§ WORK TASK: Work out how many lines of the listing below include the string "lavages", and give that number alone.

§ SOURCE DATA:
————
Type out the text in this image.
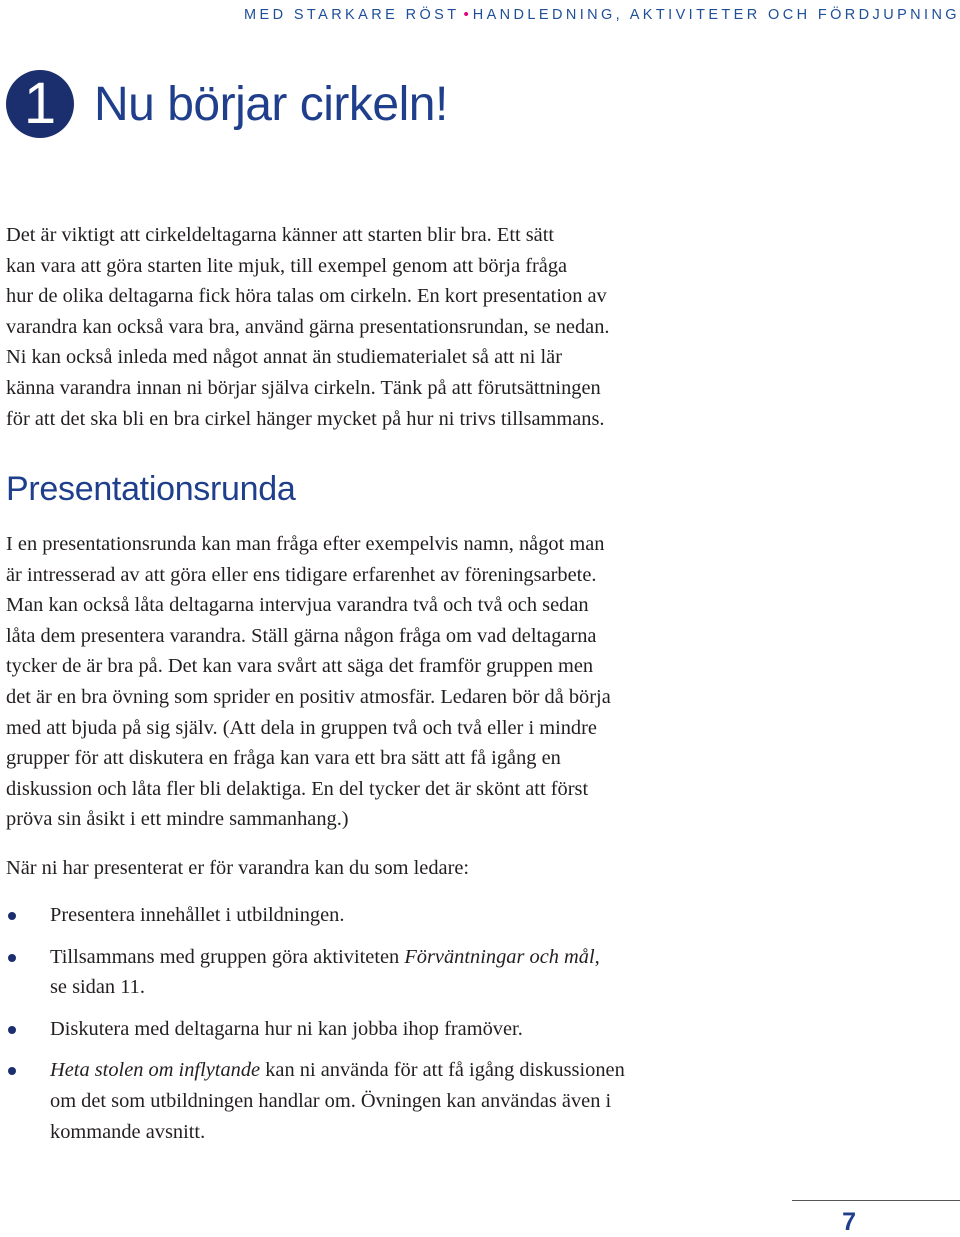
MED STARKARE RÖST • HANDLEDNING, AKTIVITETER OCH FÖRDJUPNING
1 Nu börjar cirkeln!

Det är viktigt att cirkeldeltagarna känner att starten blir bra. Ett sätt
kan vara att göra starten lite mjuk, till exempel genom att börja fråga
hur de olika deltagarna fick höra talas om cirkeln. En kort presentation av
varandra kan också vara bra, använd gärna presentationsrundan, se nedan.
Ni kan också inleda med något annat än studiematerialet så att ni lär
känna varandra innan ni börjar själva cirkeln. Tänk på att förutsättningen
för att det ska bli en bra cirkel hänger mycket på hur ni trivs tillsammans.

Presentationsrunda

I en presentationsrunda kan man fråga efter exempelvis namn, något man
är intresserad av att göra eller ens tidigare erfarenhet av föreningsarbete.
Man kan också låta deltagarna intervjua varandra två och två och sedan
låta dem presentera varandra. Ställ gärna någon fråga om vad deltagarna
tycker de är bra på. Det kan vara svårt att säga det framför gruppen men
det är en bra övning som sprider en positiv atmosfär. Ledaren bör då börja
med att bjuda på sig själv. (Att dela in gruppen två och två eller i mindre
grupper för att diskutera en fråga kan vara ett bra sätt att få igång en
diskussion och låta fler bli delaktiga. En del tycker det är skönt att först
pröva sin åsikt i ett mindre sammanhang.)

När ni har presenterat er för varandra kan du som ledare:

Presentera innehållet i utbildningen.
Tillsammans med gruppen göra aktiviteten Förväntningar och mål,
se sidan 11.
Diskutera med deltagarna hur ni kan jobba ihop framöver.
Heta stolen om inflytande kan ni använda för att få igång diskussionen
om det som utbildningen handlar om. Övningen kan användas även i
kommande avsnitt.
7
————
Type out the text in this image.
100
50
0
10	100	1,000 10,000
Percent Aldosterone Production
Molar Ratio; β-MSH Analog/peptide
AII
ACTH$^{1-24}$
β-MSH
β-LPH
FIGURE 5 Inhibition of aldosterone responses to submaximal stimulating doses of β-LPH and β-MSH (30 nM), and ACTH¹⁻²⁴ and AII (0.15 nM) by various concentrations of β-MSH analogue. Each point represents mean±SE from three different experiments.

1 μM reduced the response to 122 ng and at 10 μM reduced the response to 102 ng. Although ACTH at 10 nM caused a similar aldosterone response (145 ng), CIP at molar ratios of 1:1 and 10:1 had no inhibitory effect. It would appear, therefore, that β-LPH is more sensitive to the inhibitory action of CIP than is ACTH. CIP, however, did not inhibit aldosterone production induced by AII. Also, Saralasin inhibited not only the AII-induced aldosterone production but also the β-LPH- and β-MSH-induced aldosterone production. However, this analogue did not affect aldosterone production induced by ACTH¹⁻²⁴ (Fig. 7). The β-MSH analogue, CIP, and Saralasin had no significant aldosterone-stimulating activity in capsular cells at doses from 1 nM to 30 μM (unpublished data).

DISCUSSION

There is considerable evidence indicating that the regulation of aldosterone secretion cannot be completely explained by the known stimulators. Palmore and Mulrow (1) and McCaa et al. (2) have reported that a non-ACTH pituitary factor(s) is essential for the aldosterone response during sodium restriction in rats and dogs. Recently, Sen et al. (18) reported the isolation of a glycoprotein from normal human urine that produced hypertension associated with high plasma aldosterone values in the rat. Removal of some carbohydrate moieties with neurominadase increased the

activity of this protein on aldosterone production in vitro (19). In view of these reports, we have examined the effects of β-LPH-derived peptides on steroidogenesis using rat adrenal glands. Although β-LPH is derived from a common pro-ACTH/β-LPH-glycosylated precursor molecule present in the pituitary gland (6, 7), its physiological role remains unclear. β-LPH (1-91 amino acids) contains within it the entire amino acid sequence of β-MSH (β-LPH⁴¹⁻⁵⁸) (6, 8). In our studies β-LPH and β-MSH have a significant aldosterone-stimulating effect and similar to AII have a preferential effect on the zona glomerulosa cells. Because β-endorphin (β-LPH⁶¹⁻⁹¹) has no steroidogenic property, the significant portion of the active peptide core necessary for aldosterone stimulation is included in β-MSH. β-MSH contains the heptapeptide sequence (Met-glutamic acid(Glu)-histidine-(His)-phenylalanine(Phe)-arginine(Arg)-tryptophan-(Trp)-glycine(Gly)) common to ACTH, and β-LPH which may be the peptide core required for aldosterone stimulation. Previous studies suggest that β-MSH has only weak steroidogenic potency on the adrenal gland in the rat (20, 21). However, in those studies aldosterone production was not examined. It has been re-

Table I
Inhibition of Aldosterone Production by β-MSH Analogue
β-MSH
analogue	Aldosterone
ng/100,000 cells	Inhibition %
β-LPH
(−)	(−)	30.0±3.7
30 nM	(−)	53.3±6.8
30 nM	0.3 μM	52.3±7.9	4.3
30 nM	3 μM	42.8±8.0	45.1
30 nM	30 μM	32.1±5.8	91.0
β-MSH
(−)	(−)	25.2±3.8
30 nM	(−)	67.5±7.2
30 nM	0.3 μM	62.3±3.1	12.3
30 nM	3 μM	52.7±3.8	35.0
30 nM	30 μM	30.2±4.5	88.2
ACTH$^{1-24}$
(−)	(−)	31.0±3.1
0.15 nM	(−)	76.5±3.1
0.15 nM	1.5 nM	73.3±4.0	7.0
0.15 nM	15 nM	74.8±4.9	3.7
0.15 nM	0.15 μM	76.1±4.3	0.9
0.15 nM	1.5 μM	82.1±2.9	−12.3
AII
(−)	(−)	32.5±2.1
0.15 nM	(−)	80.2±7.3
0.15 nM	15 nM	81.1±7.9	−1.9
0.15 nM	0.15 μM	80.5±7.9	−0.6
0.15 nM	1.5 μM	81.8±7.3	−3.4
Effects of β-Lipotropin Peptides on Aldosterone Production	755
————
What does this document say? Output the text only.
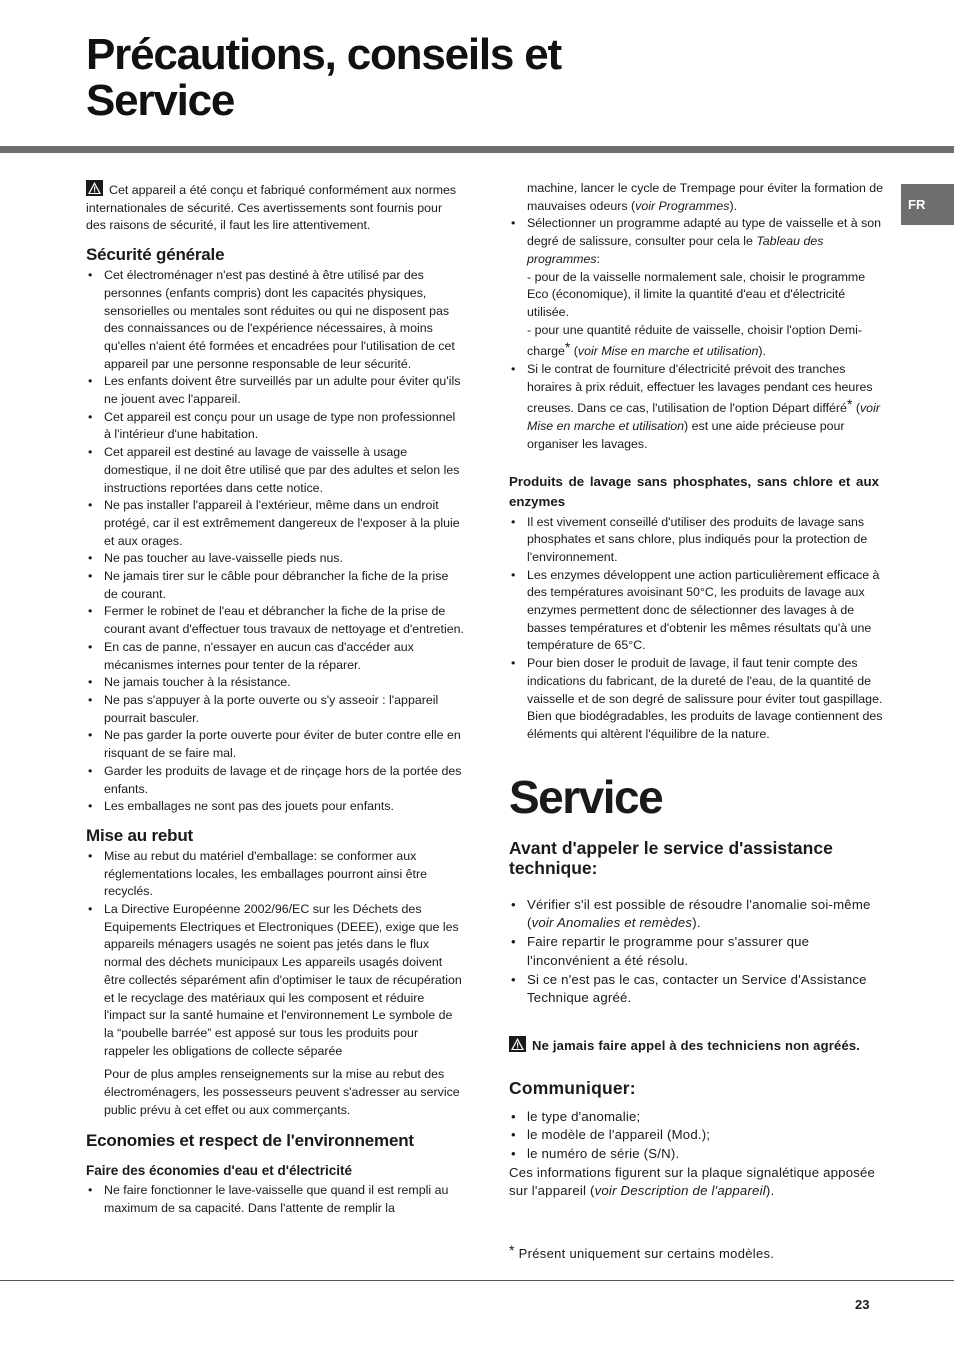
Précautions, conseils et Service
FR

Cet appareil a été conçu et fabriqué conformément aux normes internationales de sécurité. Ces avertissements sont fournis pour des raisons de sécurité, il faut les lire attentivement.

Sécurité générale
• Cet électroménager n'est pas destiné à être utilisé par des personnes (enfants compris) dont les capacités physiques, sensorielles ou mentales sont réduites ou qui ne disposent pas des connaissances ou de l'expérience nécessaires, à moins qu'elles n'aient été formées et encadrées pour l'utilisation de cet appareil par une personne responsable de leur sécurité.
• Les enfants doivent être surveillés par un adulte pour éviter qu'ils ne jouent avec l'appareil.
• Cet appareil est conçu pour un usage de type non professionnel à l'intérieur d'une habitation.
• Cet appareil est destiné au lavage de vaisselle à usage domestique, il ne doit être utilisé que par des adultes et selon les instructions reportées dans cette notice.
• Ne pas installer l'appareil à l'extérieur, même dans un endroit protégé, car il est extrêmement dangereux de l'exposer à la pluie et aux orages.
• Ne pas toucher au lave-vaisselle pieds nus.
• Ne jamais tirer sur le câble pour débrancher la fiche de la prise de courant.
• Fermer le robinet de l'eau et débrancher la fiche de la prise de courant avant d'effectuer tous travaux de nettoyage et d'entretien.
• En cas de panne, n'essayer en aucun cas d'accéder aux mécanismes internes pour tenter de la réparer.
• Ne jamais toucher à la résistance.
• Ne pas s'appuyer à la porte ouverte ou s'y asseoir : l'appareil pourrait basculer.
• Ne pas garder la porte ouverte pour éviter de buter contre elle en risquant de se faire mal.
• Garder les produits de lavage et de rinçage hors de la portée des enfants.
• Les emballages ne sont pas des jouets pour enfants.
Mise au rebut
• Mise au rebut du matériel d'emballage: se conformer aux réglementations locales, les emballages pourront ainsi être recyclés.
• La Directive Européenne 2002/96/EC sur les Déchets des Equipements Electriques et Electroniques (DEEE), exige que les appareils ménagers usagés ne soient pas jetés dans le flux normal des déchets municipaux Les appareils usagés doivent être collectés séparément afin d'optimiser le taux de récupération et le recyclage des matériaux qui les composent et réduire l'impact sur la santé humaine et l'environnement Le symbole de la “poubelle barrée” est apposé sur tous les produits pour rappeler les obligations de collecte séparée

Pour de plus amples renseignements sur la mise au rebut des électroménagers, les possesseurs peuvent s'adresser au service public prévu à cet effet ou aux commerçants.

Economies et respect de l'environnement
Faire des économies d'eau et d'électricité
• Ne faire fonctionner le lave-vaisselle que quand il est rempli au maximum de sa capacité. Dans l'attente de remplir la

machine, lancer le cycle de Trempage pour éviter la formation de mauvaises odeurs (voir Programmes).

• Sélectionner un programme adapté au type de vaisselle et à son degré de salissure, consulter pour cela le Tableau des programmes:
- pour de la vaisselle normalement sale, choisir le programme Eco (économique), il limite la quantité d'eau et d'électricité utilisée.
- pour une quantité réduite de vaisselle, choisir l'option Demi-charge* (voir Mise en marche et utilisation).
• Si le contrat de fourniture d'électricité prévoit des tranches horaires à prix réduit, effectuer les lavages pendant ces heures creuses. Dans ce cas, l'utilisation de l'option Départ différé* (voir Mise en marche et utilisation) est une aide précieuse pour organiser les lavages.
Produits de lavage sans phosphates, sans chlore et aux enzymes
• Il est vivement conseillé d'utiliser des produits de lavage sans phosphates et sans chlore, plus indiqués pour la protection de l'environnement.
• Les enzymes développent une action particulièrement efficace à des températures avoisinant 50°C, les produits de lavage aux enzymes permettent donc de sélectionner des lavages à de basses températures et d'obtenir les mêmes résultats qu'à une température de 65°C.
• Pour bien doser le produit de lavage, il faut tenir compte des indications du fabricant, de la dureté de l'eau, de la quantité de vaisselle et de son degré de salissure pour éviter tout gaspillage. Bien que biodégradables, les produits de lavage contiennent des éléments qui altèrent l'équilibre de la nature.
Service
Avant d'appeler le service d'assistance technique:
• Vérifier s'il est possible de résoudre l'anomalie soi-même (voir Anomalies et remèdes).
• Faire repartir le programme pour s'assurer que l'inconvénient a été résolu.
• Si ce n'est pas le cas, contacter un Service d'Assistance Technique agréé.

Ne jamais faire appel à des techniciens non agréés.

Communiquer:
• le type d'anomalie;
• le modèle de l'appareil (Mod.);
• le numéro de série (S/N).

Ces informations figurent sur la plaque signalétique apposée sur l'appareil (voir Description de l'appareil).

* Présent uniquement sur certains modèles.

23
————
§ RESPONSE AREA: 2